** start Entries supplied **
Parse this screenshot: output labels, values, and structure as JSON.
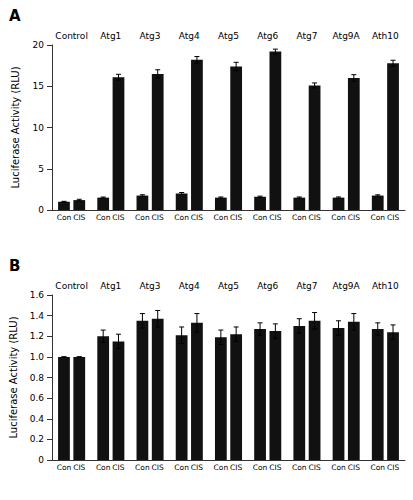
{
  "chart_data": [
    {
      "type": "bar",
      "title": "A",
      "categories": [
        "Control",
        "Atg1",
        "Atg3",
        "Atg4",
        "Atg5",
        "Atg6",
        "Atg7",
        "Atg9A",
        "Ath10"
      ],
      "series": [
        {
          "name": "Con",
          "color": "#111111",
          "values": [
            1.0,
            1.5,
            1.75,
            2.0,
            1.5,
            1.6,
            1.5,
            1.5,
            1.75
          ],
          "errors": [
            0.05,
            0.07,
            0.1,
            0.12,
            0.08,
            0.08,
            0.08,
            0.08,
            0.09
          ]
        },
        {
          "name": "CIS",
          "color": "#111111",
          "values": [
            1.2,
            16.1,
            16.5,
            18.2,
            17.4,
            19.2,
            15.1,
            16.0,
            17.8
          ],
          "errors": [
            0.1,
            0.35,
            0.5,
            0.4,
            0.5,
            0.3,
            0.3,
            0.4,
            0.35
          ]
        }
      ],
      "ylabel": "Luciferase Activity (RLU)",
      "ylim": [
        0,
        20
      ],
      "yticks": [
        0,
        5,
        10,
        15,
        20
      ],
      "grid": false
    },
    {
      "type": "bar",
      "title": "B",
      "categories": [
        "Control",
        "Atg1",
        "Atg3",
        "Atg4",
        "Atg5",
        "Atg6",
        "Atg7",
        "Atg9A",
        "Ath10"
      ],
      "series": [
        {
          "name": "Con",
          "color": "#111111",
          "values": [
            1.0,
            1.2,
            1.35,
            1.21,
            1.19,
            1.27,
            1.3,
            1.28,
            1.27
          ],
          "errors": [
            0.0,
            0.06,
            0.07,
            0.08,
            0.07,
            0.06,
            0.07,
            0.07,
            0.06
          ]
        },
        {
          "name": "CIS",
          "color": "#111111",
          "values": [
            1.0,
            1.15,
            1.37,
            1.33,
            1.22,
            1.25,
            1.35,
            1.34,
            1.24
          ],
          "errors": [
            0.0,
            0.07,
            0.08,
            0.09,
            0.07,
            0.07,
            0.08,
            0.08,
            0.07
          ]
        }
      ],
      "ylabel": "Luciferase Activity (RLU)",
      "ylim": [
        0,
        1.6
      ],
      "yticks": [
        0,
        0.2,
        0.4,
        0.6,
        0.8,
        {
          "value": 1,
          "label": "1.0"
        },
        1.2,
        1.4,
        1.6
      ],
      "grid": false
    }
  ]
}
** end Entries supplied **
» **What the task asks**:
Reproduce the data above in full, exactly as it is, with the pictures left out.

» **Reply**:
Parse this screenshot: output labels, values, and structure as JSON.
{
  "chart_data": [
    {
      "type": "bar",
      "title": "A",
      "categories": [
        "Control",
        "Atg1",
        "Atg3",
        "Atg4",
        "Atg5",
        "Atg6",
        "Atg7",
        "Atg9A",
        "Ath10"
      ],
      "series": [
        {
          "name": "Con",
          "color": "#111111",
          "values": [
            1.0,
            1.5,
            1.75,
            2.0,
            1.5,
            1.6,
            1.5,
            1.5,
            1.75
          ],
          "errors": [
            0.05,
            0.07,
            0.1,
            0.12,
            0.08,
            0.08,
            0.08,
            0.08,
            0.09
          ]
        },
        {
          "name": "CIS",
          "color": "#111111",
          "values": [
            1.2,
            16.1,
            16.5,
            18.2,
            17.4,
            19.2,
            15.1,
            16.0,
            17.8
          ],
          "errors": [
            0.1,
            0.35,
            0.5,
            0.4,
            0.5,
            0.3,
            0.3,
            0.4,
            0.35
          ]
        }
      ],
      "ylabel": "Luciferase Activity (RLU)",
      "ylim": [
        0,
        20
      ],
      "yticks": [
        0,
        5,
        10,
        15,
        20
      ],
      "grid": false
    },
    {
      "type": "bar",
      "title": "B",
      "categories": [
        "Control",
        "Atg1",
        "Atg3",
        "Atg4",
        "Atg5",
        "Atg6",
        "Atg7",
        "Atg9A",
        "Ath10"
      ],
      "series": [
        {
          "name": "Con",
          "color": "#111111",
          "values": [
            1.0,
            1.2,
            1.35,
            1.21,
            1.19,
            1.27,
            1.3,
            1.28,
            1.27
          ],
          "errors": [
            0.0,
            0.06,
            0.07,
            0.08,
            0.07,
            0.06,
            0.07,
            0.07,
            0.06
          ]
        },
        {
          "name": "CIS",
          "color": "#111111",
          "values": [
            1.0,
            1.15,
            1.37,
            1.33,
            1.22,
            1.25,
            1.35,
            1.34,
            1.24
          ],
          "errors": [
            0.0,
            0.07,
            0.08,
            0.09,
            0.07,
            0.07,
            0.08,
            0.08,
            0.07
          ]
        }
      ],
      "ylabel": "Luciferase Activity (RLU)",
      "ylim": [
        0,
        1.6
      ],
      "yticks": [
        0,
        0.2,
        0.4,
        0.6,
        0.8,
        {
          "value": 1,
          "label": "1.0"
        },
        1.2,
        1.4,
        1.6
      ],
      "grid": false
    }
  ]
}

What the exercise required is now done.